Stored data

○ ○ ○ ○ ○

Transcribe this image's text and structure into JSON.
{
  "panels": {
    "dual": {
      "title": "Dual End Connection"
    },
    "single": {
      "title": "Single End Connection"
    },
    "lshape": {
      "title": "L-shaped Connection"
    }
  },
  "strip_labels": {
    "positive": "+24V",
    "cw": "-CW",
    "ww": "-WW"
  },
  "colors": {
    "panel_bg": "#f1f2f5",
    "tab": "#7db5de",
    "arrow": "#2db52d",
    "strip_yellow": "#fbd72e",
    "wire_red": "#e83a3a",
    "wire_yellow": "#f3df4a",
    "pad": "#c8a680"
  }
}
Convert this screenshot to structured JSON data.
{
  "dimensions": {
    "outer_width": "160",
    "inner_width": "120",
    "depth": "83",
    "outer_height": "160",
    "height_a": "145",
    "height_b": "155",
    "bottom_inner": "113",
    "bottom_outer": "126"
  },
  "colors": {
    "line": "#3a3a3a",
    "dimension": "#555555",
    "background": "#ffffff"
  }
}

○ ○ ○ ○ ○

## WHAT YOU WILL DO
Make an exact copy of every entry.

## ANSWER BELOW
Transcribe this image's text and structure into JSON.
{
  "panels": {
    "dual": {
      "title": "Dual End Connection"
    },
    "single": {
      "title": "Single End Connection"
    },
    "lshape": {
      "title": "L-shaped Connection"
    }
  },
  "strip_labels": {
    "positive": "+24V",
    "cw": "-CW",
    "ww": "-WW"
  },
  "colors": {
    "panel_bg": "#f1f2f5",
    "tab": "#7db5de",
    "arrow": "#2db52d",
    "strip_yellow": "#fbd72e",
    "wire_red": "#e83a3a",
    "wire_yellow": "#f3df4a",
    "pad": "#c8a680"
  }
}
Convert this screenshot to structured JSON data.
{
  "dimensions": {
    "outer_width": "160",
    "inner_width": "120",
    "depth": "83",
    "outer_height": "160",
    "height_a": "145",
    "height_b": "155",
    "bottom_inner": "113",
    "bottom_outer": "126"
  },
  "colors": {
    "line": "#3a3a3a",
    "dimension": "#555555",
    "background": "#ffffff"
  }
}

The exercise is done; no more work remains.